• [Deine Aufgabe]
Wie lautet dieser Satz aus dem Leitantrag zum technischen Dienst auf Englisch: „Die Behörden in Deutschland werden in den nächsten Jahren viele ihrer Aufgaben digitalisieren und ihre Dienstleistungen digital anbieten.“?

• [Zu lesender Auszug]
━━━━━━━━━━━━━━━━━━━━━━━━━━━━━━
Leitantrag Technik

Präambel

Für das Weiterbestehen des in Deutschland vorherrschenden hohen Lebensstandards ist eine effiziente Verwaltung und eine moderne Daseinsvorsorge notwendig. Der Fachkräftemangel, insbesondere im technischen Dienst, stellen den Bund, die Länder und die Kommunen angesichts des demografischen Wandels, der fortschreitenden Digitalisierung und sich verändernder Aufgaben bundesweit in vielen Bereichen der öffentlichen Verwaltungen und der kommunalen Unternehmen vor große Herausforderungen.

1. Ausgangssituation

Jede und jeder Beschäftigte im öffentlichen Dienst wird nach aktuellen Prognosen in den nächsten zehn Jahre in den Ruhestand treten, zugleich mangelt es an Nachwuchs. Gemäß einer Prognose von MC Kinsey wird es bis zum Jahr 2030 eine Personallücke von ca. 731.000 Beschäftigten geben. Damit vergrößert sich die Personallücke von heute knapp 4 Prozent auf fast 16 Prozent.

Der demografische Wandel wirkt sich bei den Zahlen der Bewerberinnen und Bewerber in allen Bereichen aus. Insbesondere im technischen Dienst besteht jetzt schon ein Mangel an geeigneten Bewerberinnen und Bewerbern. Wie eine Umfrage gezeigt hat, sind die deutlichsten Auswirkungen aber aktuell bei den technischen Beschäftigungsgruppen der Ingenieur/innen, Techniker/innen /Meister, bei den Erzieher/innen sowie insbesondere bei den IT-Fachkräften zu erwarten. Dies hat eine Umfrage: „Personalmanagement der Kommunen im demografischen Wandel“ aus dem Jahr 2018 ergeben, die von publecon durchgeführt worden ist.

Die Behörden in Deutschland werden in den nächsten Jahren viele ihrer Aufgaben digitalisieren und ihre Dienstleistungen digital anbieten. Doch schon heute ist es problematisch, IT-Spezialisten, Ingenieurinnen und Ingenieure und weitere Fachkräfte zu finden, die die Prozesse digitalisieren, optimieren und professionalisieren sollen.

Aber in allen Ländern, Kommunen und beim Bund fehlen für die unterschiedlichen Fachaufgaben gut ausgebildete Fachkräfte. Von dieser Problematik sind fast alle Verwaltungsbereiche betroffen.
━━━━━━━━━━━━━━━━━━━━━━━━━━━━━━
• [Gespeicherte Daten]
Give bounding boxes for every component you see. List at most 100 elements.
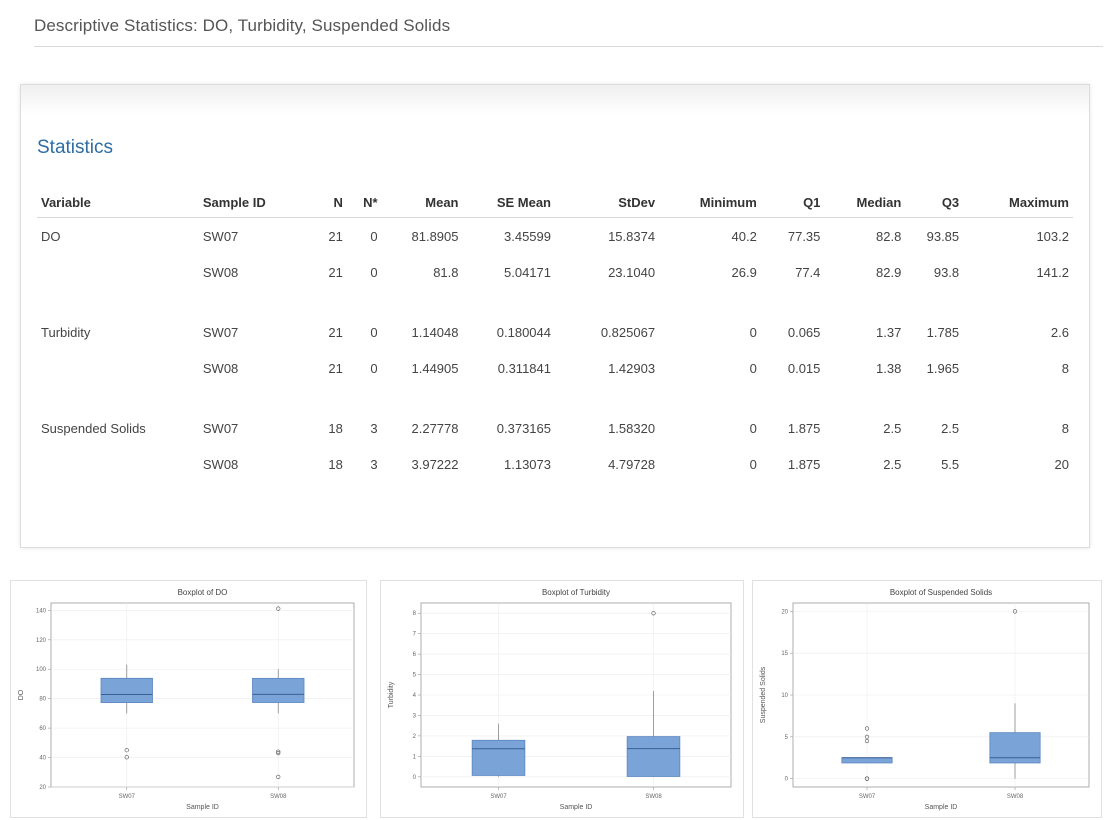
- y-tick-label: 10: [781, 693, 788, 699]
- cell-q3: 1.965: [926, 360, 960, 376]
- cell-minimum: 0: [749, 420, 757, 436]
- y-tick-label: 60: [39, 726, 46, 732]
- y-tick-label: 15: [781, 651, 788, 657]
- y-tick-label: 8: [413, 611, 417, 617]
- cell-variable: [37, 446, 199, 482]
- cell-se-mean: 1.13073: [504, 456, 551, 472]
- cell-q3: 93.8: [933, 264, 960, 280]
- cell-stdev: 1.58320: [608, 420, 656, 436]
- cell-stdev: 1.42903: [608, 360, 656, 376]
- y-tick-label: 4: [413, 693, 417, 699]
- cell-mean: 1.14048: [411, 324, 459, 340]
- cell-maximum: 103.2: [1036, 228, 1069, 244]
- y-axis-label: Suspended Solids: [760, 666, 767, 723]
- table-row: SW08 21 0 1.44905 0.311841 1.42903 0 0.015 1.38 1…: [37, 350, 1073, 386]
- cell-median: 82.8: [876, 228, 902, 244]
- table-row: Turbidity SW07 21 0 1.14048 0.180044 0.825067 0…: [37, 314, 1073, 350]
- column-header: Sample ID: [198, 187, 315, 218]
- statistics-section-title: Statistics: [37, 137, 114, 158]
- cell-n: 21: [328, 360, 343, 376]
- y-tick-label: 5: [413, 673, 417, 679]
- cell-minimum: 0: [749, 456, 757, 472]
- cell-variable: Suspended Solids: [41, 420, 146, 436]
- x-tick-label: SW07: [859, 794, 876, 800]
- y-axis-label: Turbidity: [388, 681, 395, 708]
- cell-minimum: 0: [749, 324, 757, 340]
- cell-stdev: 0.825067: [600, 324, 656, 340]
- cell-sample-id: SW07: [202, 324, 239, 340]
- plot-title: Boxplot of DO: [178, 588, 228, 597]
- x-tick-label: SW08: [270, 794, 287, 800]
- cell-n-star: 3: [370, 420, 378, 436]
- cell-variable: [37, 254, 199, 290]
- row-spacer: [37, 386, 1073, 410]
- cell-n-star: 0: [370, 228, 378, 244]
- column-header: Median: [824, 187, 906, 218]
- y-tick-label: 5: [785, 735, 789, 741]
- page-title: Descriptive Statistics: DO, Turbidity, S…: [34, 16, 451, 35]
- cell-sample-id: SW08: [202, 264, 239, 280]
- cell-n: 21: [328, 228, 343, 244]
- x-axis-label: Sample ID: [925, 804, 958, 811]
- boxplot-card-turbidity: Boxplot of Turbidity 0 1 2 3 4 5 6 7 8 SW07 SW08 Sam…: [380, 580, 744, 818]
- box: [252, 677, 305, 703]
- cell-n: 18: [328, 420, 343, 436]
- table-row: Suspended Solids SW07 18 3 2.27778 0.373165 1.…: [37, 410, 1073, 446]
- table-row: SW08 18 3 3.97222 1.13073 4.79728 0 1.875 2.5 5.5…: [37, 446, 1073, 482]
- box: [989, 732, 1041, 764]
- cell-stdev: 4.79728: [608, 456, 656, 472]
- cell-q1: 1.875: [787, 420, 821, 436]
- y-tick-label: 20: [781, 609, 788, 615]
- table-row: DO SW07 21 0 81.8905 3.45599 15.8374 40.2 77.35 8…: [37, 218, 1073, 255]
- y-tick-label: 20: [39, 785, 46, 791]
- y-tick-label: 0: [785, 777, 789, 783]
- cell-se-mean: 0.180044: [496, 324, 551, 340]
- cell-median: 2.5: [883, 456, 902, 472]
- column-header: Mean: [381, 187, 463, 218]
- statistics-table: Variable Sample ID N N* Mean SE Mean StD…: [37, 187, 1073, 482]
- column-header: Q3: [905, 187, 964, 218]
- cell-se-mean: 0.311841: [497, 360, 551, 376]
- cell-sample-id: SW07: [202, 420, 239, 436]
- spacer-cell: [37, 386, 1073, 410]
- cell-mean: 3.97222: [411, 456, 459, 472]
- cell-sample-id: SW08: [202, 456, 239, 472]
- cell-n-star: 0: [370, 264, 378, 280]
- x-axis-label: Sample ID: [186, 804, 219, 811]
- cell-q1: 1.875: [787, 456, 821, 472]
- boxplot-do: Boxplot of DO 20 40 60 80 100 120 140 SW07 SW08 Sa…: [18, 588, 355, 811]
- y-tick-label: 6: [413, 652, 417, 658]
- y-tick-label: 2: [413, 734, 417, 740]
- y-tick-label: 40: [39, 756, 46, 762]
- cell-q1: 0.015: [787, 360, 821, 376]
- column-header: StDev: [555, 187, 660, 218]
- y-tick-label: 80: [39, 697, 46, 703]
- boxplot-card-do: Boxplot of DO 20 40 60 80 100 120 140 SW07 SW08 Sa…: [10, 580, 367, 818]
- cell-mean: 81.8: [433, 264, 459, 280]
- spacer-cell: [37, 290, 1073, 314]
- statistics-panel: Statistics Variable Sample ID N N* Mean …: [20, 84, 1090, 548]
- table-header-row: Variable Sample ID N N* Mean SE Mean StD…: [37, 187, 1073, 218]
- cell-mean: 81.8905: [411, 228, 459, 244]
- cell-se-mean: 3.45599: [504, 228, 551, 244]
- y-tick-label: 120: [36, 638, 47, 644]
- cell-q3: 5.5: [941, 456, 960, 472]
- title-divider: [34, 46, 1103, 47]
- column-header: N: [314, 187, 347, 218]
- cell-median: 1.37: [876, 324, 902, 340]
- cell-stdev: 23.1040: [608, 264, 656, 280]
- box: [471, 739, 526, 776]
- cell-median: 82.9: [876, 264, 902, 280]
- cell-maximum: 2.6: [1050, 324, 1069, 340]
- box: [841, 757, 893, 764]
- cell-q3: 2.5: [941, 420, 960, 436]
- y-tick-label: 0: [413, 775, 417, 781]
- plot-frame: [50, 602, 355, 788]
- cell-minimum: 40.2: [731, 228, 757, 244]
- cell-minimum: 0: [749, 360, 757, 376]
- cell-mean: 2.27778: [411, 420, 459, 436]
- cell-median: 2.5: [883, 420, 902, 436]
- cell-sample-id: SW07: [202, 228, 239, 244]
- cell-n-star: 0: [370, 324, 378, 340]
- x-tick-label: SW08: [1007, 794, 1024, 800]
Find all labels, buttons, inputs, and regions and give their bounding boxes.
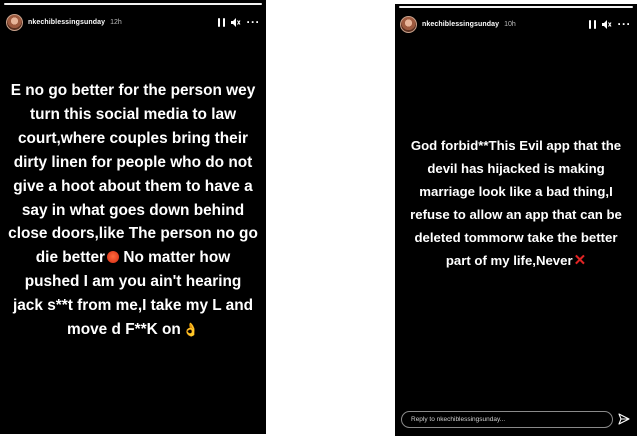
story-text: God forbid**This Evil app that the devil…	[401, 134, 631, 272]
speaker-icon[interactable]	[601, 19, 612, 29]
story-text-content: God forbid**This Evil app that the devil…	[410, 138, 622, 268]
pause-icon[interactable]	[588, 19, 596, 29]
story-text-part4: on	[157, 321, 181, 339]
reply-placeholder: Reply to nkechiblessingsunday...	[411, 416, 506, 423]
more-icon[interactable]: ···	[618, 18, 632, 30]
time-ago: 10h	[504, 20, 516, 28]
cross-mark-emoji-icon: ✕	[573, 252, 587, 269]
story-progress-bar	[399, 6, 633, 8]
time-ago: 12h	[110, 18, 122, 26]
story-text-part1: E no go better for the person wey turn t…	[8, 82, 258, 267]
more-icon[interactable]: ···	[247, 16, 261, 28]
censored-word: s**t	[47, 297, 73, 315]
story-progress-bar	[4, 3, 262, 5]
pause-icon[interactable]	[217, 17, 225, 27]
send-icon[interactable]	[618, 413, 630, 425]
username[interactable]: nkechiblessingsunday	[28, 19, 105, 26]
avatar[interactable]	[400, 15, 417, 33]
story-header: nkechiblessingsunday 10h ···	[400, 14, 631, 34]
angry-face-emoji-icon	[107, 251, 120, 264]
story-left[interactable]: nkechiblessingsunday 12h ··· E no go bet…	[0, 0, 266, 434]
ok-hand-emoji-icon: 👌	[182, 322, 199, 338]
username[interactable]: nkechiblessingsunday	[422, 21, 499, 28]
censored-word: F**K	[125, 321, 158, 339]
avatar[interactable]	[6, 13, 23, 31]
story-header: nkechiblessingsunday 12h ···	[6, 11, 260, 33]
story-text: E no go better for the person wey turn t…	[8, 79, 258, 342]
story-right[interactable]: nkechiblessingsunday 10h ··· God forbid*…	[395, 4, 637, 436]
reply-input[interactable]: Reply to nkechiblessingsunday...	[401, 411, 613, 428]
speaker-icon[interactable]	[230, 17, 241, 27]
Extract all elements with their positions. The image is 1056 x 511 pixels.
━━━━━━━━━━━━━━━━━━━━━━━━━━━━━━
• [Schriftliche Antwort]
Over the next few years, authorities in Germany will digitize many of their tasks and offer their services digitally.